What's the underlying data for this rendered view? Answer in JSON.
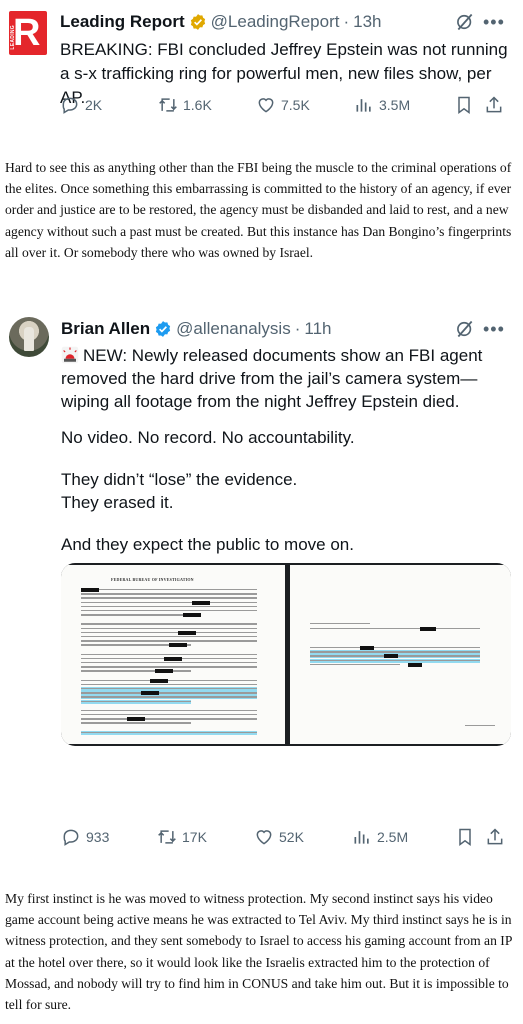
{
  "tweet1": {
    "logo_letter": "R",
    "logo_sub": "LEADING",
    "author_name": "Leading Report",
    "handle": "@LeadingReport",
    "separator": "·",
    "time": "13h",
    "text": "BREAKING: FBI concluded Jeffrey Epstein was not running a s-x trafficking ring for powerful men, new files show, per AP.",
    "replies": "2K",
    "reposts": "1.6K",
    "likes": "7.5K",
    "views": "3.5M"
  },
  "comment1": "Hard to see this as anything other than the FBI being the muscle to the criminal operations of the elites. Once something this embarrassing is committed to the history of an agency, if ever order and justice are to be restored, the agency must be disbanded and laid to rest, and a new agency without such a past must be created. But this instance has Dan Bongino’s fingerprints all over it. Or somebody there who was owned by Israel.",
  "tweet2": {
    "author_name": "Brian Allen",
    "handle": "@allenanalysis",
    "separator": "·",
    "time": "11h",
    "paragraph1": "NEW: Newly released documents show an FBI agent removed the hard drive from the jail’s camera system—wiping all footage from the night Jeffrey Epstein died.",
    "paragraph2": "No video. No record. No accountability.",
    "paragraph3_line1": "They didn’t “lose” the evidence.",
    "paragraph3_line2": "They erased it.",
    "paragraph4": "And they expect the public to move on.",
    "doc_header": "FEDERAL BUREAU OF INVESTIGATION",
    "replies": "933",
    "reposts": "17K",
    "likes": "52K",
    "views": "2.5M"
  },
  "comment2": "My first instinct is he was moved to witness protection. My second instinct says his video game account being active means he was extracted to Tel Aviv. My third instinct says he is in witness protection, and they sent somebody to Israel to access his gaming account from an IP at the hotel over there, so it would look like the Israelis extracted him to the protection of Mossad, and nobody will try to find him in CONUS and take him out. But it is impossible to tell for sure.",
  "colors": {
    "text": "#0f1419",
    "secondary": "#536471",
    "verified": "#1d9bf0",
    "logo_red": "#e4262b",
    "highlight": "#7fd3ee"
  },
  "icons": [
    "verified-badge-icon",
    "grok-icon",
    "more-icon",
    "reply-icon",
    "repost-icon",
    "like-icon",
    "views-icon",
    "bookmark-icon",
    "share-icon",
    "siren-icon"
  ]
}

## What is required
Copy out all the records exactly, excluding pictures.

## Answer to the problem
What's the underlying data for this rendered view? Answer in JSON.
{
  "tweet1": {
    "logo_letter": "R",
    "logo_sub": "LEADING",
    "author_name": "Leading Report",
    "handle": "@LeadingReport",
    "separator": "·",
    "time": "13h",
    "text": "BREAKING: FBI concluded Jeffrey Epstein was not running a s-x trafficking ring for powerful men, new files show, per AP.",
    "replies": "2K",
    "reposts": "1.6K",
    "likes": "7.5K",
    "views": "3.5M"
  },
  "comment1": "Hard to see this as anything other than the FBI being the muscle to the criminal operations of the elites. Once something this embarrassing is committed to the history of an agency, if ever order and justice are to be restored, the agency must be disbanded and laid to rest, and a new agency without such a past must be created. But this instance has Dan Bongino’s fingerprints all over it. Or somebody there who was owned by Israel.",
  "tweet2": {
    "author_name": "Brian Allen",
    "handle": "@allenanalysis",
    "separator": "·",
    "time": "11h",
    "paragraph1": "NEW: Newly released documents show an FBI agent removed the hard drive from the jail’s camera system—wiping all footage from the night Jeffrey Epstein died.",
    "paragraph2": "No video. No record. No accountability.",
    "paragraph3_line1": "They didn’t “lose” the evidence.",
    "paragraph3_line2": "They erased it.",
    "paragraph4": "And they expect the public to move on.",
    "doc_header": "FEDERAL BUREAU OF INVESTIGATION",
    "replies": "933",
    "reposts": "17K",
    "likes": "52K",
    "views": "2.5M"
  },
  "comment2": "My first instinct is he was moved to witness protection. My second instinct says his video game account being active means he was extracted to Tel Aviv. My third instinct says he is in witness protection, and they sent somebody to Israel to access his gaming account from an IP at the hotel over there, so it would look like the Israelis extracted him to the protection of Mossad, and nobody will try to find him in CONUS and take him out. But it is impossible to tell for sure.",
  "colors": {
    "text": "#0f1419",
    "secondary": "#536471",
    "verified": "#1d9bf0",
    "logo_red": "#e4262b",
    "highlight": "#7fd3ee"
  },
  "icons": [
    "verified-badge-icon",
    "grok-icon",
    "more-icon",
    "reply-icon",
    "repost-icon",
    "like-icon",
    "views-icon",
    "bookmark-icon",
    "share-icon",
    "siren-icon"
  ]
}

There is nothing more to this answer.